**To do**
Copy the records below exactly, omitting any pictures they contain.

Dataset listings of figures:
☆ ☆ ☆ ☆ ☆
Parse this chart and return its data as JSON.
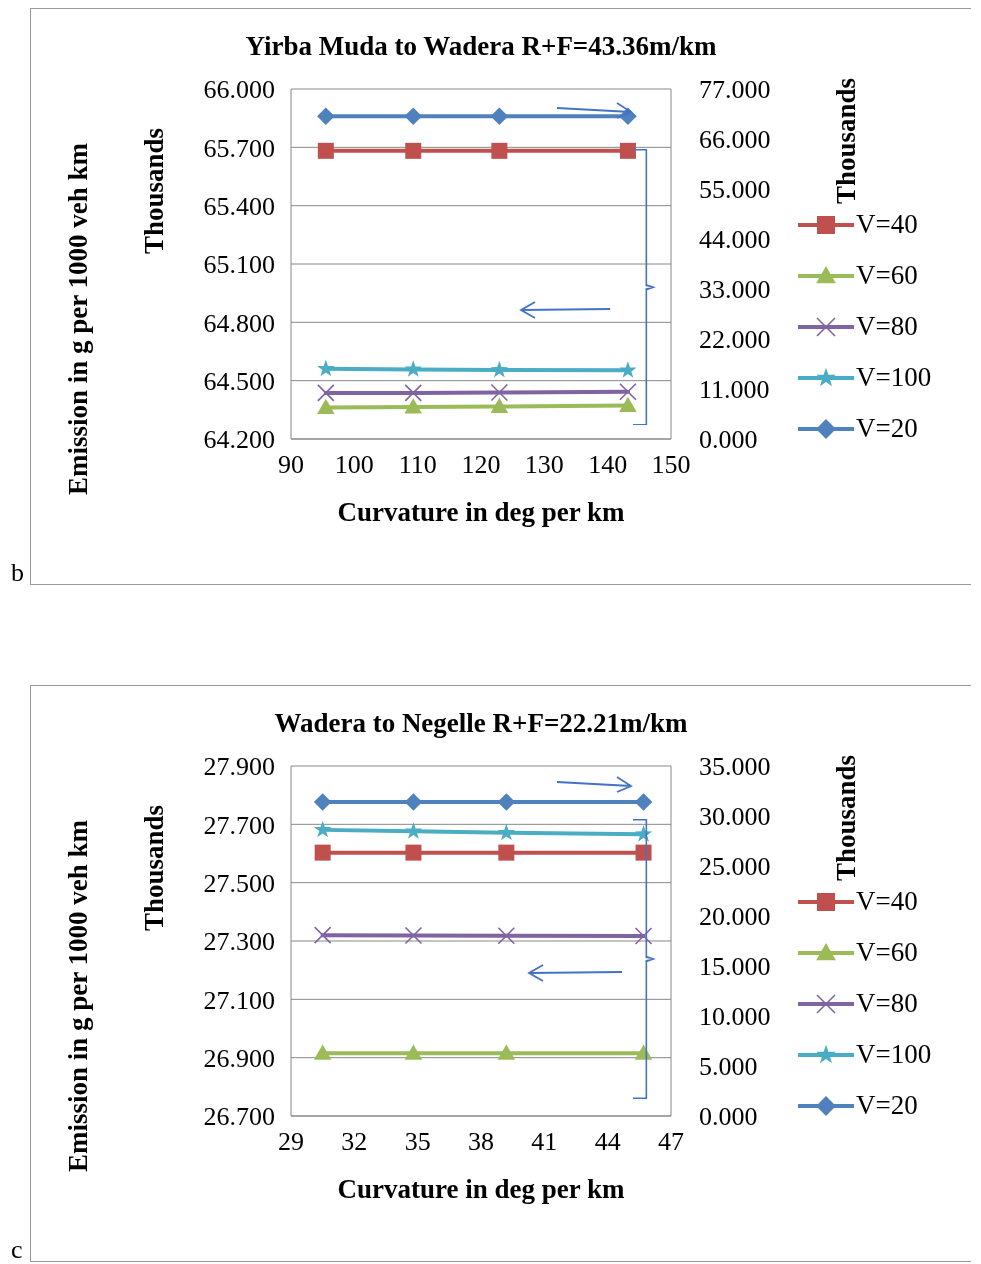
{
  "chart_data": [
    {
      "type": "line",
      "title": "Yirba Muda to Wadera R+F=43.36m/km",
      "xlabel": "Curvature in deg per km",
      "ylabel": "Emission in g per 1000 veh km",
      "y2label": "Thousands",
      "annotations": [
        "Thousands",
        "b"
      ],
      "x": [
        95.5,
        109.3,
        122.9,
        143.2
      ],
      "xlim": [
        90,
        150
      ],
      "xticks": [
        90,
        100,
        110,
        120,
        130,
        140,
        150
      ],
      "ylim": [
        64.2,
        66.0
      ],
      "yticks": [
        {
          "value": 64.2,
          "label": "64.200"
        },
        {
          "value": 64.5,
          "label": "64.500"
        },
        {
          "value": 64.8,
          "label": "64.800"
        },
        {
          "value": 65.1,
          "label": "65.100"
        },
        {
          "value": 65.4,
          "label": "65.400"
        },
        {
          "value": 65.7,
          "label": "65.700"
        },
        {
          "value": 66.0,
          "label": "66.000"
        }
      ],
      "y2lim": [
        0,
        77
      ],
      "y2ticks": [
        {
          "value": 0,
          "label": "0.000"
        },
        {
          "value": 11,
          "label": "11.000"
        },
        {
          "value": 22,
          "label": "22.000"
        },
        {
          "value": 33,
          "label": "33.000"
        },
        {
          "value": 44,
          "label": "44.000"
        },
        {
          "value": 55,
          "label": "55.000"
        },
        {
          "value": 66,
          "label": "66.000"
        },
        {
          "value": 77,
          "label": "77.000"
        }
      ],
      "grid": "y",
      "legend": "right",
      "series": [
        {
          "name": "V=40",
          "color": "#c0504d",
          "marker": "square",
          "values": [
            65.682,
            65.682,
            65.682,
            65.682
          ]
        },
        {
          "name": "V=60",
          "color": "#9bbb59",
          "marker": "triangle",
          "values": [
            64.362,
            64.364,
            64.367,
            64.372
          ]
        },
        {
          "name": "V=80",
          "color": "#8064a2",
          "marker": "cross",
          "values": [
            64.437,
            64.437,
            64.439,
            64.443
          ]
        },
        {
          "name": "V=100",
          "color": "#4bacc6",
          "marker": "star",
          "values": [
            64.561,
            64.558,
            64.555,
            64.553
          ]
        },
        {
          "name": "V=20",
          "color": "#4f81bd",
          "marker": "diamond",
          "axis": "y2",
          "values": [
            71.0,
            71.0,
            71.0,
            71.0
          ]
        }
      ]
    },
    {
      "type": "line",
      "title": "Wadera to Negelle R+F=22.21m/km",
      "xlabel": "Curvature in deg per km",
      "ylabel": "Emission in g per 1000 veh km",
      "y2label": "Thousands",
      "annotations": [
        "Thousands",
        "c"
      ],
      "x": [
        30.5,
        34.8,
        39.2,
        45.7
      ],
      "xlim": [
        29,
        47
      ],
      "xticks": [
        29,
        32,
        35,
        38,
        41,
        44,
        47
      ],
      "ylim": [
        26.7,
        27.9
      ],
      "yticks": [
        {
          "value": 26.7,
          "label": "26.700"
        },
        {
          "value": 26.9,
          "label": "26.900"
        },
        {
          "value": 27.1,
          "label": "27.100"
        },
        {
          "value": 27.3,
          "label": "27.300"
        },
        {
          "value": 27.5,
          "label": "27.500"
        },
        {
          "value": 27.7,
          "label": "27.700"
        },
        {
          "value": 27.9,
          "label": "27.900"
        }
      ],
      "y2lim": [
        0,
        35
      ],
      "y2ticks": [
        {
          "value": 0,
          "label": "0.000"
        },
        {
          "value": 5,
          "label": "5.000"
        },
        {
          "value": 10,
          "label": "10.000"
        },
        {
          "value": 15,
          "label": "15.000"
        },
        {
          "value": 20,
          "label": "20.000"
        },
        {
          "value": 25,
          "label": "25.000"
        },
        {
          "value": 30,
          "label": "30.000"
        },
        {
          "value": 35,
          "label": "35.000"
        }
      ],
      "grid": "y",
      "legend": "right",
      "series": [
        {
          "name": "V=40",
          "color": "#c0504d",
          "marker": "square",
          "values": [
            27.603,
            27.603,
            27.603,
            27.603
          ]
        },
        {
          "name": "V=60",
          "color": "#9bbb59",
          "marker": "triangle",
          "values": [
            26.915,
            26.915,
            26.915,
            26.915
          ]
        },
        {
          "name": "V=80",
          "color": "#8064a2",
          "marker": "cross",
          "values": [
            27.32,
            27.319,
            27.318,
            27.317
          ]
        },
        {
          "name": "V=100",
          "color": "#4bacc6",
          "marker": "star",
          "values": [
            27.681,
            27.676,
            27.671,
            27.666
          ]
        },
        {
          "name": "V=20",
          "color": "#4f81bd",
          "marker": "diamond",
          "axis": "y2",
          "values": [
            31.4,
            31.4,
            31.4,
            31.4
          ]
        }
      ]
    }
  ]
}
☆ ☆ ☆ ☆ ☆
**Result for this exercise**
Parse this chart and return its data as JSON.
{
  "chart_data": [
    {
      "type": "line",
      "title": "Yirba Muda to Wadera R+F=43.36m/km",
      "xlabel": "Curvature in deg per km",
      "ylabel": "Emission in g per 1000 veh km",
      "y2label": "Thousands",
      "annotations": [
        "Thousands",
        "b"
      ],
      "x": [
        95.5,
        109.3,
        122.9,
        143.2
      ],
      "xlim": [
        90,
        150
      ],
      "xticks": [
        90,
        100,
        110,
        120,
        130,
        140,
        150
      ],
      "ylim": [
        64.2,
        66.0
      ],
      "yticks": [
        {
          "value": 64.2,
          "label": "64.200"
        },
        {
          "value": 64.5,
          "label": "64.500"
        },
        {
          "value": 64.8,
          "label": "64.800"
        },
        {
          "value": 65.1,
          "label": "65.100"
        },
        {
          "value": 65.4,
          "label": "65.400"
        },
        {
          "value": 65.7,
          "label": "65.700"
        },
        {
          "value": 66.0,
          "label": "66.000"
        }
      ],
      "y2lim": [
        0,
        77
      ],
      "y2ticks": [
        {
          "value": 0,
          "label": "0.000"
        },
        {
          "value": 11,
          "label": "11.000"
        },
        {
          "value": 22,
          "label": "22.000"
        },
        {
          "value": 33,
          "label": "33.000"
        },
        {
          "value": 44,
          "label": "44.000"
        },
        {
          "value": 55,
          "label": "55.000"
        },
        {
          "value": 66,
          "label": "66.000"
        },
        {
          "value": 77,
          "label": "77.000"
        }
      ],
      "grid": "y",
      "legend": "right",
      "series": [
        {
          "name": "V=40",
          "color": "#c0504d",
          "marker": "square",
          "values": [
            65.682,
            65.682,
            65.682,
            65.682
          ]
        },
        {
          "name": "V=60",
          "color": "#9bbb59",
          "marker": "triangle",
          "values": [
            64.362,
            64.364,
            64.367,
            64.372
          ]
        },
        {
          "name": "V=80",
          "color": "#8064a2",
          "marker": "cross",
          "values": [
            64.437,
            64.437,
            64.439,
            64.443
          ]
        },
        {
          "name": "V=100",
          "color": "#4bacc6",
          "marker": "star",
          "values": [
            64.561,
            64.558,
            64.555,
            64.553
          ]
        },
        {
          "name": "V=20",
          "color": "#4f81bd",
          "marker": "diamond",
          "axis": "y2",
          "values": [
            71.0,
            71.0,
            71.0,
            71.0
          ]
        }
      ]
    },
    {
      "type": "line",
      "title": "Wadera to Negelle R+F=22.21m/km",
      "xlabel": "Curvature in deg per km",
      "ylabel": "Emission in g per 1000 veh km",
      "y2label": "Thousands",
      "annotations": [
        "Thousands",
        "c"
      ],
      "x": [
        30.5,
        34.8,
        39.2,
        45.7
      ],
      "xlim": [
        29,
        47
      ],
      "xticks": [
        29,
        32,
        35,
        38,
        41,
        44,
        47
      ],
      "ylim": [
        26.7,
        27.9
      ],
      "yticks": [
        {
          "value": 26.7,
          "label": "26.700"
        },
        {
          "value": 26.9,
          "label": "26.900"
        },
        {
          "value": 27.1,
          "label": "27.100"
        },
        {
          "value": 27.3,
          "label": "27.300"
        },
        {
          "value": 27.5,
          "label": "27.500"
        },
        {
          "value": 27.7,
          "label": "27.700"
        },
        {
          "value": 27.9,
          "label": "27.900"
        }
      ],
      "y2lim": [
        0,
        35
      ],
      "y2ticks": [
        {
          "value": 0,
          "label": "0.000"
        },
        {
          "value": 5,
          "label": "5.000"
        },
        {
          "value": 10,
          "label": "10.000"
        },
        {
          "value": 15,
          "label": "15.000"
        },
        {
          "value": 20,
          "label": "20.000"
        },
        {
          "value": 25,
          "label": "25.000"
        },
        {
          "value": 30,
          "label": "30.000"
        },
        {
          "value": 35,
          "label": "35.000"
        }
      ],
      "grid": "y",
      "legend": "right",
      "series": [
        {
          "name": "V=40",
          "color": "#c0504d",
          "marker": "square",
          "values": [
            27.603,
            27.603,
            27.603,
            27.603
          ]
        },
        {
          "name": "V=60",
          "color": "#9bbb59",
          "marker": "triangle",
          "values": [
            26.915,
            26.915,
            26.915,
            26.915
          ]
        },
        {
          "name": "V=80",
          "color": "#8064a2",
          "marker": "cross",
          "values": [
            27.32,
            27.319,
            27.318,
            27.317
          ]
        },
        {
          "name": "V=100",
          "color": "#4bacc6",
          "marker": "star",
          "values": [
            27.681,
            27.676,
            27.671,
            27.666
          ]
        },
        {
          "name": "V=20",
          "color": "#4f81bd",
          "marker": "diamond",
          "axis": "y2",
          "values": [
            31.4,
            31.4,
            31.4,
            31.4
          ]
        }
      ]
    }
  ]
}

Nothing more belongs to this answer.